Go through the records underneath and count the lines that include the string "type". Give nothing but the number.

Excerpts from a figure dataset:
++++

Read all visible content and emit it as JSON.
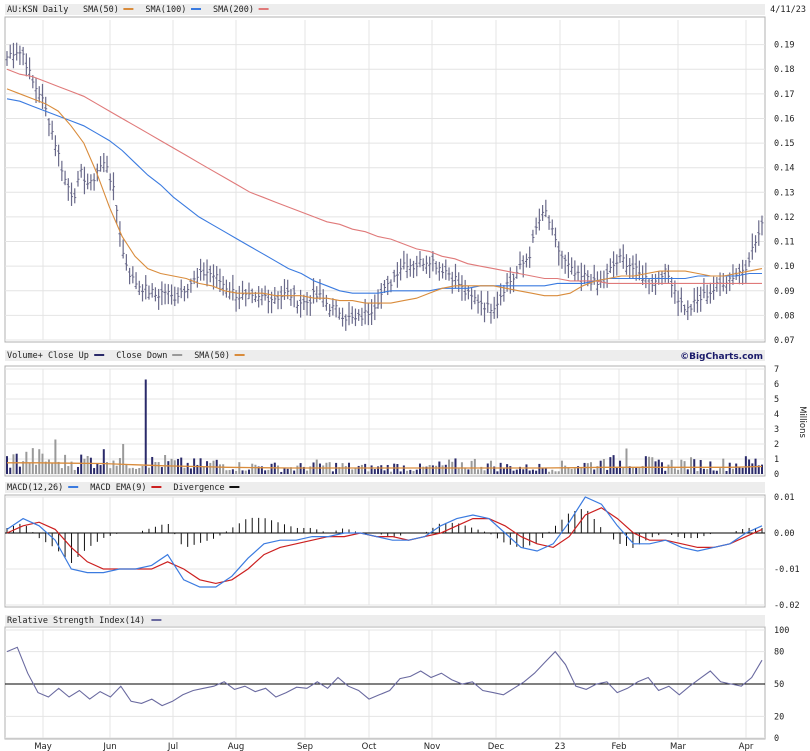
{
  "header": {
    "symbol": "AU:KSN Daily",
    "date": "4/11/23",
    "legend": [
      {
        "label": "SMA(50)",
        "color": "#d98c3c"
      },
      {
        "label": "SMA(100)",
        "color": "#3b7be0"
      },
      {
        "label": "SMA(200)",
        "color": "#e07a7a"
      }
    ]
  },
  "colors": {
    "price_bar": "#6a6a8a",
    "volume_up": "#2a2a6a",
    "volume_down": "#9a9a9a",
    "vol_sma": "#d98c3c",
    "macd": "#3b7be0",
    "macd_ema": "#cc2020",
    "divergence": "#111111",
    "rsi": "#6a6aa0",
    "panel_grid": "#e4e4e4"
  },
  "volume_header": {
    "items": [
      {
        "label": "Volume+ Close Up",
        "color": "#2a2a6a"
      },
      {
        "label": "Close Down",
        "color": "#9a9a9a"
      },
      {
        "label": "SMA(50)",
        "color": "#d98c3c"
      }
    ],
    "brand": "©BigCharts.com",
    "unit": "Millions"
  },
  "macd_header": {
    "items": [
      {
        "label": "MACD(12,26)",
        "color": "#3b7be0"
      },
      {
        "label": "MACD EMA(9)",
        "color": "#cc2020"
      },
      {
        "label": "Divergence",
        "color": "#111111"
      }
    ]
  },
  "rsi_header": {
    "items": [
      {
        "label": "Relative Strength Index(14)",
        "color": "#6a6aa0"
      }
    ]
  },
  "chart_data": [
    {
      "type": "ohlc",
      "panel": "price",
      "ylim": [
        0.07,
        0.2
      ],
      "yticks": [
        "0.19",
        "0.18",
        "0.17",
        "0.16",
        "0.15",
        "0.14",
        "0.13",
        "0.12",
        "0.11",
        "0.10",
        "0.09",
        "0.08",
        "0.07"
      ],
      "x_labels": [
        "May",
        "Jun",
        "Jul",
        "Aug",
        "Sep",
        "Oct",
        "Nov",
        "Dec",
        "23",
        "Feb",
        "Mar",
        "Apr"
      ],
      "close_anchors": [
        0.185,
        0.188,
        0.186,
        0.175,
        0.17,
        0.16,
        0.148,
        0.135,
        0.128,
        0.138,
        0.132,
        0.14,
        0.142,
        0.128,
        0.105,
        0.095,
        0.092,
        0.09,
        0.088,
        0.09,
        0.087,
        0.09,
        0.093,
        0.095,
        0.098,
        0.096,
        0.093,
        0.09,
        0.088,
        0.087,
        0.086,
        0.088,
        0.087,
        0.088,
        0.089,
        0.086,
        0.085,
        0.088,
        0.087,
        0.083,
        0.082,
        0.079,
        0.078,
        0.08,
        0.083,
        0.088,
        0.092,
        0.098,
        0.102,
        0.1,
        0.102,
        0.103,
        0.1,
        0.098,
        0.095,
        0.09,
        0.087,
        0.086,
        0.083,
        0.085,
        0.092,
        0.095,
        0.1,
        0.105,
        0.118,
        0.122,
        0.11,
        0.103,
        0.098,
        0.095,
        0.096,
        0.092,
        0.094,
        0.1,
        0.103,
        0.101,
        0.097,
        0.095,
        0.093,
        0.098,
        0.095,
        0.086,
        0.082,
        0.085,
        0.088,
        0.09,
        0.093,
        0.095,
        0.097,
        0.1,
        0.108,
        0.116
      ],
      "sma50": [
        0.172,
        0.17,
        0.168,
        0.166,
        0.163,
        0.157,
        0.15,
        0.138,
        0.124,
        0.112,
        0.104,
        0.099,
        0.097,
        0.096,
        0.095,
        0.093,
        0.092,
        0.09,
        0.089,
        0.089,
        0.089,
        0.088,
        0.088,
        0.088,
        0.087,
        0.087,
        0.086,
        0.086,
        0.085,
        0.085,
        0.085,
        0.086,
        0.087,
        0.089,
        0.091,
        0.092,
        0.092,
        0.092,
        0.092,
        0.091,
        0.09,
        0.089,
        0.088,
        0.088,
        0.089,
        0.092,
        0.094,
        0.095,
        0.096,
        0.096,
        0.097,
        0.098,
        0.098,
        0.098,
        0.097,
        0.096,
        0.096,
        0.097,
        0.098,
        0.099
      ],
      "sma100": [
        0.168,
        0.167,
        0.165,
        0.163,
        0.161,
        0.159,
        0.157,
        0.154,
        0.151,
        0.147,
        0.142,
        0.137,
        0.133,
        0.128,
        0.124,
        0.12,
        0.117,
        0.114,
        0.111,
        0.108,
        0.105,
        0.102,
        0.099,
        0.097,
        0.094,
        0.092,
        0.09,
        0.089,
        0.089,
        0.089,
        0.09,
        0.09,
        0.09,
        0.09,
        0.091,
        0.091,
        0.091,
        0.092,
        0.092,
        0.092,
        0.092,
        0.092,
        0.092,
        0.093,
        0.093,
        0.093,
        0.094,
        0.095,
        0.095,
        0.095,
        0.095,
        0.095,
        0.095,
        0.095,
        0.096,
        0.096,
        0.096,
        0.096,
        0.097,
        0.097
      ],
      "sma200": [
        0.18,
        0.178,
        0.177,
        0.175,
        0.173,
        0.171,
        0.169,
        0.166,
        0.163,
        0.16,
        0.157,
        0.154,
        0.151,
        0.148,
        0.145,
        0.142,
        0.139,
        0.136,
        0.133,
        0.13,
        0.128,
        0.126,
        0.124,
        0.122,
        0.12,
        0.118,
        0.117,
        0.115,
        0.114,
        0.112,
        0.111,
        0.109,
        0.107,
        0.106,
        0.104,
        0.103,
        0.101,
        0.1,
        0.099,
        0.098,
        0.097,
        0.096,
        0.095,
        0.095,
        0.094,
        0.094,
        0.094,
        0.093,
        0.093,
        0.093,
        0.093,
        0.093,
        0.093,
        0.093,
        0.093,
        0.093,
        0.093,
        0.093,
        0.093,
        0.093
      ]
    },
    {
      "type": "bar",
      "panel": "volume",
      "ylim": [
        0,
        7
      ],
      "yticks": [
        "7",
        "6",
        "5",
        "4",
        "3",
        "2",
        "1",
        "0"
      ],
      "spikes": [
        {
          "pos": 0.065,
          "value": 2.3
        },
        {
          "pos": 0.155,
          "value": 2.0
        },
        {
          "pos": 0.185,
          "value": 6.3
        },
        {
          "pos": 0.82,
          "value": 1.7
        },
        {
          "pos": 0.79,
          "value": 1.0
        }
      ],
      "baseline_anchors": [
        0.9,
        1.1,
        0.8,
        0.9,
        1.2,
        0.7,
        0.8,
        0.6,
        0.7,
        0.5,
        0.5,
        0.4,
        0.6,
        0.5,
        0.4,
        0.5,
        0.4,
        0.6,
        0.7,
        0.5,
        0.4,
        0.5,
        0.6,
        0.7,
        0.9,
        0.6,
        0.7,
        0.6,
        0.7,
        0.8
      ],
      "sma50": [
        0.75,
        0.75,
        0.72,
        0.7,
        0.62,
        0.55,
        0.5,
        0.45,
        0.42,
        0.4,
        0.4,
        0.4,
        0.4,
        0.4,
        0.4,
        0.4,
        0.4,
        0.4,
        0.42,
        0.45,
        0.45,
        0.45,
        0.45,
        0.45,
        0.5
      ]
    },
    {
      "type": "line",
      "panel": "macd",
      "ylim": [
        -0.02,
        0.01
      ],
      "yticks": [
        "0.01",
        "0.00",
        "-0.01",
        "-0.02"
      ],
      "macd": [
        0.001,
        0.004,
        0.002,
        -0.002,
        -0.01,
        -0.011,
        -0.011,
        -0.01,
        -0.01,
        -0.009,
        -0.006,
        -0.013,
        -0.015,
        -0.015,
        -0.012,
        -0.007,
        -0.003,
        -0.002,
        -0.002,
        -0.001,
        -0.001,
        0.0,
        0.0,
        -0.001,
        -0.002,
        -0.002,
        -0.001,
        0.002,
        0.004,
        0.005,
        0.004,
        0.0,
        -0.004,
        -0.005,
        -0.003,
        0.003,
        0.01,
        0.008,
        0.002,
        -0.003,
        -0.003,
        -0.002,
        -0.004,
        -0.005,
        -0.004,
        -0.003,
        0.0,
        0.002
      ],
      "signal": [
        0.0,
        0.002,
        0.003,
        0.001,
        -0.004,
        -0.008,
        -0.01,
        -0.01,
        -0.01,
        -0.01,
        -0.008,
        -0.01,
        -0.013,
        -0.014,
        -0.013,
        -0.01,
        -0.006,
        -0.004,
        -0.003,
        -0.002,
        -0.001,
        -0.001,
        0.0,
        -0.001,
        -0.001,
        -0.002,
        -0.001,
        0.0,
        0.002,
        0.004,
        0.004,
        0.002,
        -0.001,
        -0.003,
        -0.004,
        -0.001,
        0.005,
        0.007,
        0.004,
        0.0,
        -0.002,
        -0.002,
        -0.003,
        -0.004,
        -0.004,
        -0.003,
        -0.001,
        0.001
      ]
    },
    {
      "type": "line",
      "panel": "rsi",
      "ylim": [
        0,
        100
      ],
      "yticks": [
        "100",
        "80",
        "50",
        "20",
        "0"
      ],
      "reference": 50,
      "rsi": [
        80,
        84,
        60,
        42,
        38,
        46,
        38,
        44,
        36,
        43,
        38,
        48,
        34,
        32,
        36,
        30,
        34,
        40,
        44,
        46,
        48,
        52,
        45,
        48,
        43,
        46,
        38,
        42,
        47,
        46,
        52,
        46,
        56,
        48,
        44,
        36,
        40,
        44,
        55,
        57,
        62,
        56,
        60,
        54,
        50,
        52,
        44,
        42,
        40,
        46,
        52,
        60,
        70,
        80,
        68,
        48,
        45,
        50,
        52,
        42,
        46,
        52,
        56,
        44,
        48,
        40,
        48,
        55,
        62,
        52,
        50,
        48,
        56,
        72
      ]
    }
  ]
}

++++

* **SOLUTION BELOW**
4